▶ _Problem details_: Below, present the lines from the one containing "cell-level: 本科 bbox=[79, 269, 153, 300]" through the one containing "requirements-table: 序号 层次", both included, as a Markdown table with columns Row and Line. Number each row and leave out any blank lines.

begin The records

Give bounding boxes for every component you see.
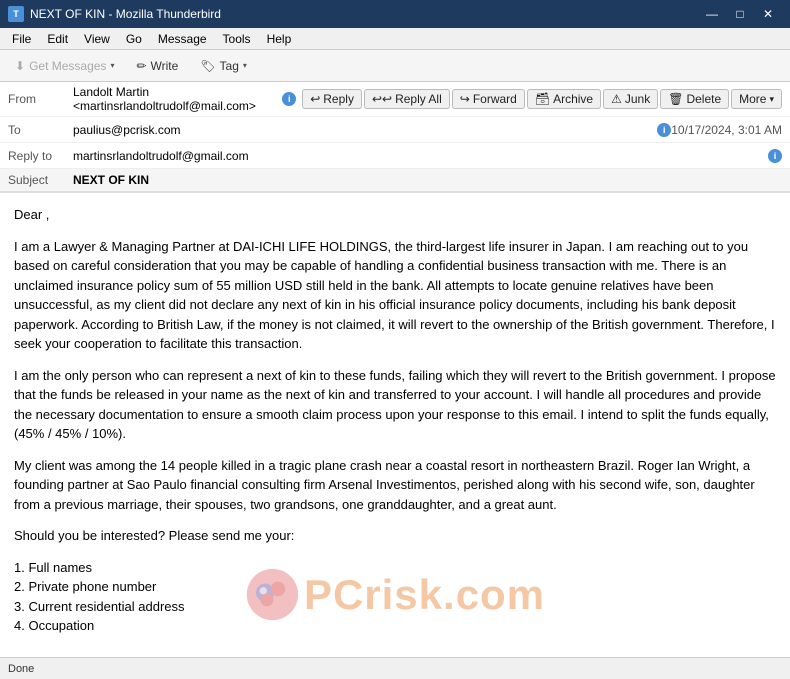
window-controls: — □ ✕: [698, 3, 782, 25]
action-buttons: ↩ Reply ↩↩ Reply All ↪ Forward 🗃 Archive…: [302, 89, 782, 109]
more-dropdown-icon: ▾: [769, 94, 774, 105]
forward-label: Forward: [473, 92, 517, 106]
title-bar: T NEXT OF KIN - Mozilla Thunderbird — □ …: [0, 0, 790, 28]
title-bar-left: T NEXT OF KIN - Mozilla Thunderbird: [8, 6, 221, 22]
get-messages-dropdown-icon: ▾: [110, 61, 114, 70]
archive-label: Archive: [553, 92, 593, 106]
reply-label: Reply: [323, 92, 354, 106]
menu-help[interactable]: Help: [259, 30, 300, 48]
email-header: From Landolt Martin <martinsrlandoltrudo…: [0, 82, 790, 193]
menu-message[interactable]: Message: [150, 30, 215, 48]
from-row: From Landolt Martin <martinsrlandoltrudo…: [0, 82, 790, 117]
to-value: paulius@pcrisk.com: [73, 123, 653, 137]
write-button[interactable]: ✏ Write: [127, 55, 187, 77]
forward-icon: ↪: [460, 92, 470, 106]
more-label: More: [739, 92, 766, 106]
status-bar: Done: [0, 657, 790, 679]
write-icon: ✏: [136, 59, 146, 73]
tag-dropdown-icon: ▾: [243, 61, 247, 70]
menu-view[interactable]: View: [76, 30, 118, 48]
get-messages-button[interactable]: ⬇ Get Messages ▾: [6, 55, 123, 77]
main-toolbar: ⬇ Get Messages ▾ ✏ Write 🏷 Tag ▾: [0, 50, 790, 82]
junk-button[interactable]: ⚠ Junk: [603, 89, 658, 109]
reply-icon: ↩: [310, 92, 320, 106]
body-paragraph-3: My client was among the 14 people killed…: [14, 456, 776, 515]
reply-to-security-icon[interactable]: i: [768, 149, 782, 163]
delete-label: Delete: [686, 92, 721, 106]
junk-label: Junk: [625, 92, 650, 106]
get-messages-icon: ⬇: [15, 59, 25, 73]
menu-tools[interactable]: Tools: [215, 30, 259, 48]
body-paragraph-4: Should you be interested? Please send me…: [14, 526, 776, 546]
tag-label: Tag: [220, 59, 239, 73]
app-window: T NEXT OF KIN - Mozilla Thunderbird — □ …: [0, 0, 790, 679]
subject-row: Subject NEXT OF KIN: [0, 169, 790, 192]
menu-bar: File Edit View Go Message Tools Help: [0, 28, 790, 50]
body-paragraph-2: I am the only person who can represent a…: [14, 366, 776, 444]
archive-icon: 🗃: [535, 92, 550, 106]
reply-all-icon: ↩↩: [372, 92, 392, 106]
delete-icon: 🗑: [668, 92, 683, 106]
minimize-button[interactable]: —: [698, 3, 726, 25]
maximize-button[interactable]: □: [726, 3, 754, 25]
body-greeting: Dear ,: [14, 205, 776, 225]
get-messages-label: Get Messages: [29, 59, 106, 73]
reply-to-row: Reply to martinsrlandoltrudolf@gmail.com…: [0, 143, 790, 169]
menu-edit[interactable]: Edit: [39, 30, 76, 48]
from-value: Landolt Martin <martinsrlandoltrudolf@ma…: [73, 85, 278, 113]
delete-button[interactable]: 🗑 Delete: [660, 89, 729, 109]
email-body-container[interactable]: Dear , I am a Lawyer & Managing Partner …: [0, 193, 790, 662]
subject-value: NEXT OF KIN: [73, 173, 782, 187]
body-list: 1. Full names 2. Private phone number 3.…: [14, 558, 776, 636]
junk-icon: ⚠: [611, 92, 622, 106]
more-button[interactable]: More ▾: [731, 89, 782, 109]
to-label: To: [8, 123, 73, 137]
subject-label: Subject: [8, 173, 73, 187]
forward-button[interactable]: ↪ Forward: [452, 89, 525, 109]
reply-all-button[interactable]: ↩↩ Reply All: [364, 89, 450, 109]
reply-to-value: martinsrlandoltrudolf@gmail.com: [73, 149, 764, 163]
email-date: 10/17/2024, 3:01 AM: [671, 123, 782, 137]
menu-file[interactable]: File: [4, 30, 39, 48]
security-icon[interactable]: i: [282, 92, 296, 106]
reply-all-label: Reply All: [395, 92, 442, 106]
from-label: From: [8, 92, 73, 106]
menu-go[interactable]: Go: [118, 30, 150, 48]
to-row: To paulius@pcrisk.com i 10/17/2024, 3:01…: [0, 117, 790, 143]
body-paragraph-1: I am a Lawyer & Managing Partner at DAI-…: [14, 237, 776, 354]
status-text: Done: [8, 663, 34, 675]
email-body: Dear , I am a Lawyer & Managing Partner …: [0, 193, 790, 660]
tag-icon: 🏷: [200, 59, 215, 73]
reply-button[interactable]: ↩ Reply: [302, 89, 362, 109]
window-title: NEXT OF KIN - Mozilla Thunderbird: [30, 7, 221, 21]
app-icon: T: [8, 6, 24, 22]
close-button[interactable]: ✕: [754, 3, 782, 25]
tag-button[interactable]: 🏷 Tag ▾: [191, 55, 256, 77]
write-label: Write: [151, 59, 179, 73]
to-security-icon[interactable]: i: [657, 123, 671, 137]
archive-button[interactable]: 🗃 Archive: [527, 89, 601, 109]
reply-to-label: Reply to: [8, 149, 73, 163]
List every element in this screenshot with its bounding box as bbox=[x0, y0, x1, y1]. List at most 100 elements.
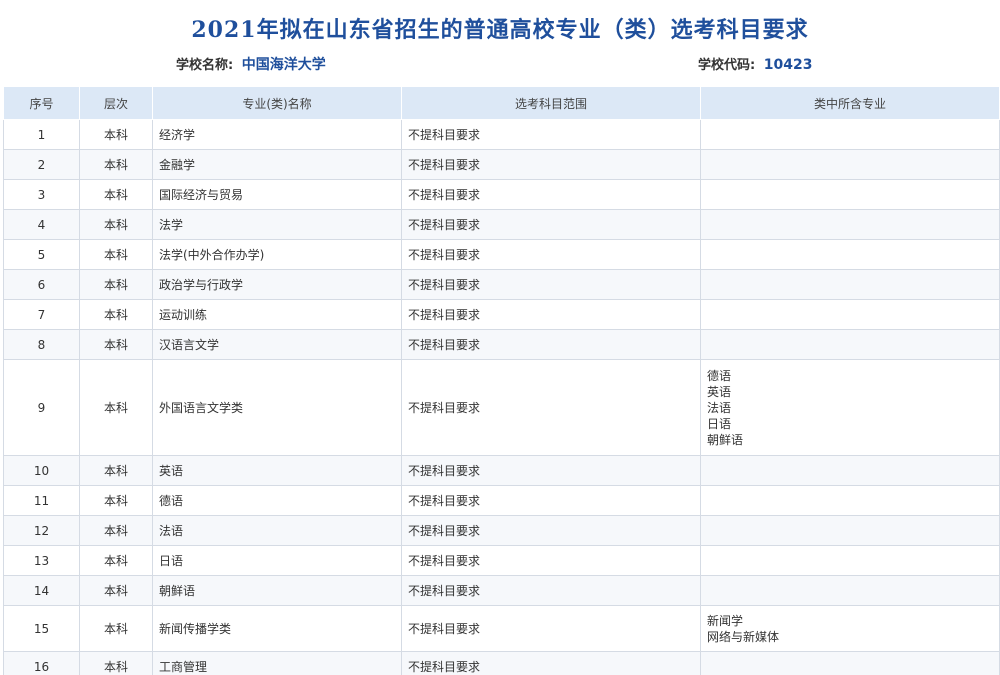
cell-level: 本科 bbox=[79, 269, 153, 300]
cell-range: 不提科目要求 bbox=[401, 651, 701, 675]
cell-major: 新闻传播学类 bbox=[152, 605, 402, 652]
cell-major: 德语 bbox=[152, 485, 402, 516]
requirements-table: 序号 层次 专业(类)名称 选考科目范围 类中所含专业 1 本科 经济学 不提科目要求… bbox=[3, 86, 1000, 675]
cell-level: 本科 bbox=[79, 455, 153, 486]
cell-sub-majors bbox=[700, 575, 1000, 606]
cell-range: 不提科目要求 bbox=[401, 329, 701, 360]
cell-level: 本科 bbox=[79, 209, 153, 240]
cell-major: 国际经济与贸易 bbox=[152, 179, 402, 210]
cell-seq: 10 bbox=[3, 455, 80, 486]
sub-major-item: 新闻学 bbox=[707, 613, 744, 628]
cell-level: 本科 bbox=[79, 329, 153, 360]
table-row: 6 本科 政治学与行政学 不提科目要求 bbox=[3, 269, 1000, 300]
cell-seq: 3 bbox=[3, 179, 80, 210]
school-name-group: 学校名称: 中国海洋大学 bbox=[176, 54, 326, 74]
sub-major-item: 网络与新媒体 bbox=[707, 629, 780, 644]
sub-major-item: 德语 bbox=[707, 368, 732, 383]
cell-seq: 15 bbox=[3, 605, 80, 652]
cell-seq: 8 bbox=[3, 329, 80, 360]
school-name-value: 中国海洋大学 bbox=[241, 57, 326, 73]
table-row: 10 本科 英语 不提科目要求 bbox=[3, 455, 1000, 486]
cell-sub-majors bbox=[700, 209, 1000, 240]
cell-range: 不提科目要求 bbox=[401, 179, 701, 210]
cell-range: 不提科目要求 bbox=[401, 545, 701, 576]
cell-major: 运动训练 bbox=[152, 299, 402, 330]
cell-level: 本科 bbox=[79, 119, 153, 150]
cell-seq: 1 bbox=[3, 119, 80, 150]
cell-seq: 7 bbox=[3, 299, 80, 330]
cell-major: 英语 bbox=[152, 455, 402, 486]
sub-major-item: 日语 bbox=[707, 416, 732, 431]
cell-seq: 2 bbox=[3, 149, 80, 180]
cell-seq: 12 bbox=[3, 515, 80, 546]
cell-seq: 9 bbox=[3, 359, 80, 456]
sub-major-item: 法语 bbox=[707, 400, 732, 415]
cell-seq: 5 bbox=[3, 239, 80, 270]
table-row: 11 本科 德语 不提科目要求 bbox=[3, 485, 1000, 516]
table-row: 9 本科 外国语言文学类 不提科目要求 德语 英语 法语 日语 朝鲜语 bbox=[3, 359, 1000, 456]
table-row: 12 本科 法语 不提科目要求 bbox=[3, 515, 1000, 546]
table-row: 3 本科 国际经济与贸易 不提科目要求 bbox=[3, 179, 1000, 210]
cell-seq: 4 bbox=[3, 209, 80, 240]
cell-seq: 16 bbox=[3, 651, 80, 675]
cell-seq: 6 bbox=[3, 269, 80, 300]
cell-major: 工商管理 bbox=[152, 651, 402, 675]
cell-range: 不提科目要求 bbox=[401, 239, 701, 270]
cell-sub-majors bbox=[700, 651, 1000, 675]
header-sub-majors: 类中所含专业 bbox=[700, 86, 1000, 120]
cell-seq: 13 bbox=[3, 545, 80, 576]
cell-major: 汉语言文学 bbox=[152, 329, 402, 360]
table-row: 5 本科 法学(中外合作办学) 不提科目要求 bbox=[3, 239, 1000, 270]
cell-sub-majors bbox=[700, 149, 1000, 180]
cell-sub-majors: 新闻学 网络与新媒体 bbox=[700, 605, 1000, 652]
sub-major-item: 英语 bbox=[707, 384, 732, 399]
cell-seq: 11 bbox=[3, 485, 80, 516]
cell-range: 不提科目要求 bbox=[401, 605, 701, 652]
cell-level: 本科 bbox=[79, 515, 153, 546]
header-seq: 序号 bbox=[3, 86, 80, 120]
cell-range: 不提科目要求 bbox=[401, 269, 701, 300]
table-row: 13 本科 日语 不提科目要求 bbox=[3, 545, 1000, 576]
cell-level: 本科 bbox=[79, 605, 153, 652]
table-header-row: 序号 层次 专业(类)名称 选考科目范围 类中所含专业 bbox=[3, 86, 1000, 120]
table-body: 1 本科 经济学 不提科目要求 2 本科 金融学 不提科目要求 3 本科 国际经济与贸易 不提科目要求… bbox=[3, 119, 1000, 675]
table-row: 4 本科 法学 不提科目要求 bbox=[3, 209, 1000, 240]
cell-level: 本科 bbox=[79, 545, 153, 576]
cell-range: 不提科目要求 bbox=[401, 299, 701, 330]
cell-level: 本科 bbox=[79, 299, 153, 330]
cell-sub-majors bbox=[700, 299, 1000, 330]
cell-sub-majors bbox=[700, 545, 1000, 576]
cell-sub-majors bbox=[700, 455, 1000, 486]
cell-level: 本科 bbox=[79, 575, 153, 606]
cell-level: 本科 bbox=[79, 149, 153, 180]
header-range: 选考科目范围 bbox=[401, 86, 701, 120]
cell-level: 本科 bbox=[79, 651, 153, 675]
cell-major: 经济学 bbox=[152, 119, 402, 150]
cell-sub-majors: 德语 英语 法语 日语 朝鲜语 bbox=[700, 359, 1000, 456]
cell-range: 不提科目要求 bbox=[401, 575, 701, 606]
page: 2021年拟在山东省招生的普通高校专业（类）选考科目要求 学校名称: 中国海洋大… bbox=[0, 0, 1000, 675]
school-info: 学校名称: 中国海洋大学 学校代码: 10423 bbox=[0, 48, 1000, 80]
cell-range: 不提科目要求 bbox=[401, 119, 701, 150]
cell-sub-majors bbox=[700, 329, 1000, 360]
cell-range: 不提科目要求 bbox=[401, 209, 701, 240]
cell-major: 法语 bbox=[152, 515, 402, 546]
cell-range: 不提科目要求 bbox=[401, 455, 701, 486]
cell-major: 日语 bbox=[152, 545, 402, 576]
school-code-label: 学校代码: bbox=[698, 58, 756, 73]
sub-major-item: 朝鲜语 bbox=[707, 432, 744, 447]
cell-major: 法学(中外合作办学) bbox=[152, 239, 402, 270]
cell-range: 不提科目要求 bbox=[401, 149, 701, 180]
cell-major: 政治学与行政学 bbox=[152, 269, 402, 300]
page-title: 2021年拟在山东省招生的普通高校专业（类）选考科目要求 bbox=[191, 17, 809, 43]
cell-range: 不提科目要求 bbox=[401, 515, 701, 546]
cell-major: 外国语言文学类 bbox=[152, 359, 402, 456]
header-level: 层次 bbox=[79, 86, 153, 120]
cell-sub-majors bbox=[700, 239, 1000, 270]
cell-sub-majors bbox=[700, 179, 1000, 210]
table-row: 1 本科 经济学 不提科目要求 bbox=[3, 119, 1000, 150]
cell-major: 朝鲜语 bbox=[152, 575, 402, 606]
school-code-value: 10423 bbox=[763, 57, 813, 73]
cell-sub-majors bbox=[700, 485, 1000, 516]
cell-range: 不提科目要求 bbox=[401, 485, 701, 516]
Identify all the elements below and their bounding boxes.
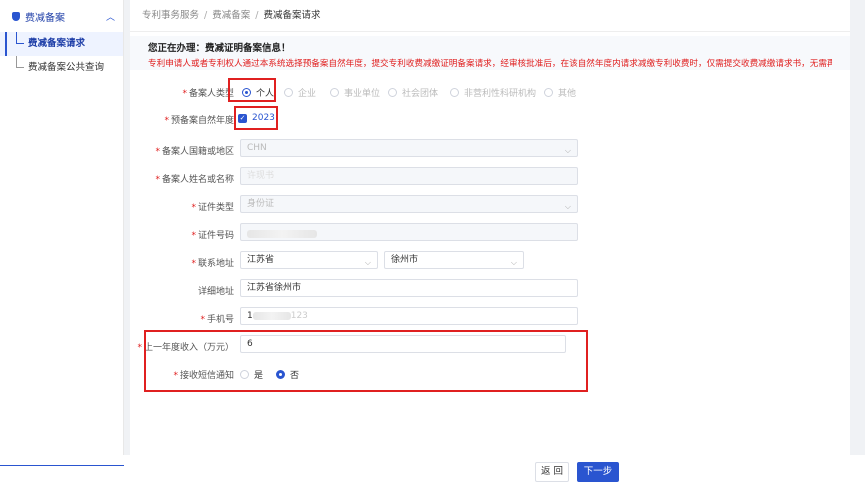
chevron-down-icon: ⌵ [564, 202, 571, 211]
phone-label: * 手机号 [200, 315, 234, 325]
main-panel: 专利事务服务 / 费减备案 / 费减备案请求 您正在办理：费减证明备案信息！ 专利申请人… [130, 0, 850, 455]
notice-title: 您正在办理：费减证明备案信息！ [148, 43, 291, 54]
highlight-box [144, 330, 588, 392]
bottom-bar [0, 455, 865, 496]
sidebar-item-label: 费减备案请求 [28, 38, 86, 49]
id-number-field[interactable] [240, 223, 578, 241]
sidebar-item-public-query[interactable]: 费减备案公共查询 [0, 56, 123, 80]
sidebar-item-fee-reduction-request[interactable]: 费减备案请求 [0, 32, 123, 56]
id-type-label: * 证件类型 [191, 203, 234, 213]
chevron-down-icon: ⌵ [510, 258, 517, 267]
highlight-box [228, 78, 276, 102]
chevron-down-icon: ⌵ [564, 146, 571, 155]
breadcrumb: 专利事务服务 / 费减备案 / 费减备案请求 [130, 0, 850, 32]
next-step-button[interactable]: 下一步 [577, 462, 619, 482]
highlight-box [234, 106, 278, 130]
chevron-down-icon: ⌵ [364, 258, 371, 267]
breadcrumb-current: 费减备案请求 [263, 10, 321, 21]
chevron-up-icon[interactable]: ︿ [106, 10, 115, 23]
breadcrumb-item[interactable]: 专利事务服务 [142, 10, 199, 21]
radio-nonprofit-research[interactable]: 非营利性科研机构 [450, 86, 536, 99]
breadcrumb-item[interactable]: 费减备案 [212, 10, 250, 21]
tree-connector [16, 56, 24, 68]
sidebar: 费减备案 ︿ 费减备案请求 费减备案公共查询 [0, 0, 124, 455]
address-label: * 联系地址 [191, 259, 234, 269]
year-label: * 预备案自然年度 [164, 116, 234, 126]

end The records

▶ _Answer to this task_:
| Row | Line |
|---|---|
| 1 | cell-level: 本科 bbox=[79, 269, 153, 300] |
| 2 | cell-range: 不提科目要求 bbox=[401, 651, 701, 675] |
| 3 | cell-major: 新闻传播学类 bbox=[152, 605, 402, 652] |
| 4 | cell-major: 德语 bbox=[152, 485, 402, 516] |
| 5 | requirements-table: 序号 层次 专业(类)名称 选考科目范围 类中所含专业 1 本科 经济学 不提科目要求… bbox=[3, 86, 1000, 675] |